--- BEGIN EXTRACTED ENTRIES ---

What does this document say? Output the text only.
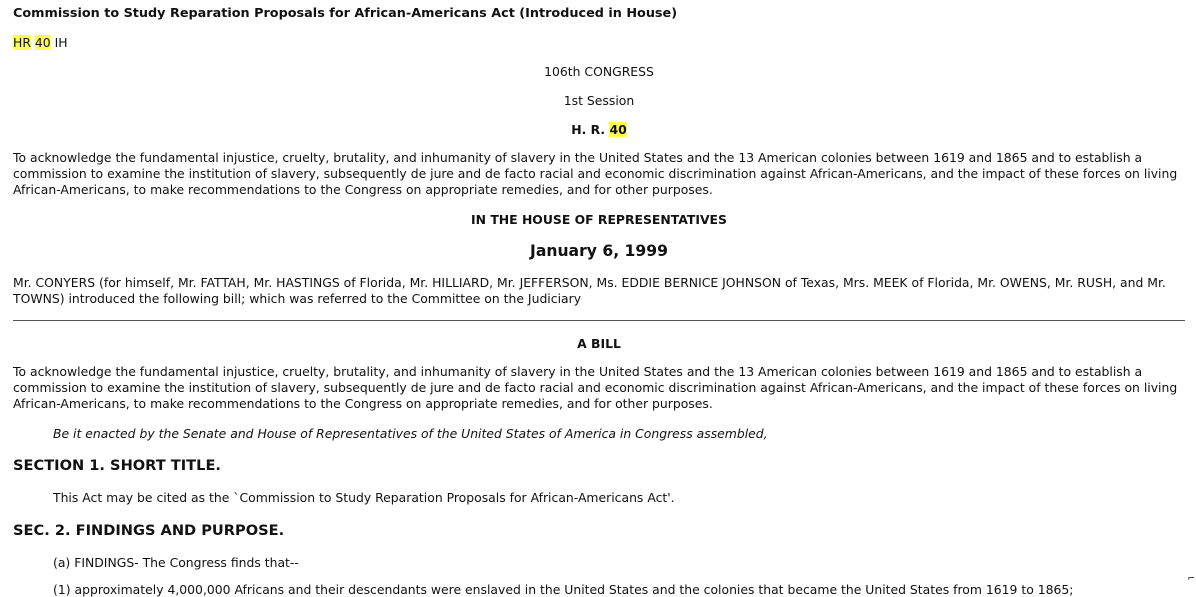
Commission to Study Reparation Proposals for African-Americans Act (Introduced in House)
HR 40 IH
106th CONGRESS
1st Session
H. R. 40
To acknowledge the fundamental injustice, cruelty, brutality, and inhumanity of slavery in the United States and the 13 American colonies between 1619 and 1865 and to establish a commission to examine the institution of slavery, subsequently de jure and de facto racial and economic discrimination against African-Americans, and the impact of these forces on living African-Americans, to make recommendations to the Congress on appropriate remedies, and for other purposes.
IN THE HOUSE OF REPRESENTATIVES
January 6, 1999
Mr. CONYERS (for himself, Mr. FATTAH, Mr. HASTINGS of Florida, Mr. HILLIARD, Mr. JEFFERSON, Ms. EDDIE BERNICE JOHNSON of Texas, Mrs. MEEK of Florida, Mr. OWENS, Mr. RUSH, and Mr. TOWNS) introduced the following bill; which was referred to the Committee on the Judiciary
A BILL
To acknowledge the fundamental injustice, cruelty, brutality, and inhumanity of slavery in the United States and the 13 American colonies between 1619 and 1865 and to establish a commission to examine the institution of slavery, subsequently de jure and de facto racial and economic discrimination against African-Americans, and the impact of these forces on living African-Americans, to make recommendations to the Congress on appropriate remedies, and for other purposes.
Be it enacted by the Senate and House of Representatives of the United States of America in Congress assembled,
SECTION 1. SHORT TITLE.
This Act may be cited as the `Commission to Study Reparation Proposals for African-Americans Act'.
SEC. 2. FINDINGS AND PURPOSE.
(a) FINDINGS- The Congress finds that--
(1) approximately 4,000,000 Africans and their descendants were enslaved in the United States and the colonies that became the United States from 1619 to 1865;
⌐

--- END EXTRACTED ENTRIES ---

DIRECTIONS: Lines that hold the word "Proposals" are the ones to return, every one of them.

RESULT OF THIS TASK:
Commission to Study Reparation Proposals for African-Americans Act (Introduced in House)
This Act may be cited as the `Commission to Study Reparation Proposals for African-Americans Act'.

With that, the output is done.